→ **Task description**
Go through the material below and copy each line where the word "TOTAL" appears.

→ **Supplied data**
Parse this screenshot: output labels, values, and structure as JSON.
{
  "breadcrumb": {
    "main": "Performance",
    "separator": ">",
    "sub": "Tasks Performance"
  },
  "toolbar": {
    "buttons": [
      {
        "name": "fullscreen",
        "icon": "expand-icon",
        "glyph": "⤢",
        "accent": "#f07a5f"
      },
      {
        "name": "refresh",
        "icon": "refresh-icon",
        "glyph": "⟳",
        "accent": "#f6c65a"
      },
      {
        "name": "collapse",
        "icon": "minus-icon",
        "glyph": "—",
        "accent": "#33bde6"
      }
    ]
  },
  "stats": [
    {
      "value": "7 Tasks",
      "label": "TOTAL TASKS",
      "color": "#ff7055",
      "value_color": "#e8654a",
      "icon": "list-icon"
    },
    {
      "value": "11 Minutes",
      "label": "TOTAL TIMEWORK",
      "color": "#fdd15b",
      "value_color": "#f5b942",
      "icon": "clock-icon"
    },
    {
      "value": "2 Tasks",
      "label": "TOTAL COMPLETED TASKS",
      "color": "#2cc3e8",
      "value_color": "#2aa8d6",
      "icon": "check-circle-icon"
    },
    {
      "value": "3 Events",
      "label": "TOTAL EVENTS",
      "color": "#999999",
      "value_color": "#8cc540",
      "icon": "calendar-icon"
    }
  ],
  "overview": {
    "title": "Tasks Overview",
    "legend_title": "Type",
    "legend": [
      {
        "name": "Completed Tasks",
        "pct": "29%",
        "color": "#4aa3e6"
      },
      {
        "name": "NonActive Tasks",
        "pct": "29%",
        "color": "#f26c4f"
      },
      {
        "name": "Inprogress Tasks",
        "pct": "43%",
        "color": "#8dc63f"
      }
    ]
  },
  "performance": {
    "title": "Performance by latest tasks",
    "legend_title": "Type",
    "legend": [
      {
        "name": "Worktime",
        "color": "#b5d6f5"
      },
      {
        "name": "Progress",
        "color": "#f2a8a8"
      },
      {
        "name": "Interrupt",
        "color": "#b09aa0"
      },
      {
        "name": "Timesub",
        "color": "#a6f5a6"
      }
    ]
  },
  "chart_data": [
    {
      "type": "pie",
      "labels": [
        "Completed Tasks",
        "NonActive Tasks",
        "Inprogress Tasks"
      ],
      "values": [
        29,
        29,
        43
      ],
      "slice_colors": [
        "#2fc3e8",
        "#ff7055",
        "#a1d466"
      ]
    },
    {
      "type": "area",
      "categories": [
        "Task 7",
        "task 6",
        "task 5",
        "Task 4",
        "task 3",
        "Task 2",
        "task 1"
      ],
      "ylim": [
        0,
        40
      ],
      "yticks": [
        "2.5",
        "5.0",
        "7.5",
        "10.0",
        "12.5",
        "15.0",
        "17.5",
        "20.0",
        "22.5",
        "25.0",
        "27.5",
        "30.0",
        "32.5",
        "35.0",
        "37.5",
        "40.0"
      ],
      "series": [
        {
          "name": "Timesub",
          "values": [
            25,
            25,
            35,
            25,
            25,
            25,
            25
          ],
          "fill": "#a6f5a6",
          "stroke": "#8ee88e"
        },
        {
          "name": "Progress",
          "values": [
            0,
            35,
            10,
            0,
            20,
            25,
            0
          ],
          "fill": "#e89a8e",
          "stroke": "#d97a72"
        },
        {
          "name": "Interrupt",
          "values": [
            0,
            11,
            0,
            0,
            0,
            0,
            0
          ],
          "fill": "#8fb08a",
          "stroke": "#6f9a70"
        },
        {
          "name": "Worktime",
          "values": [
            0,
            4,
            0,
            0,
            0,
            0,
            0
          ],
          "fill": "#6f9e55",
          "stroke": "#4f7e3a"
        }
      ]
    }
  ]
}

→ **Written solution**
      "label": "TOTAL TASKS",
      "label": "TOTAL TIMEWORK",
      "label": "TOTAL COMPLETED TASKS",
      "label": "TOTAL EVENTS",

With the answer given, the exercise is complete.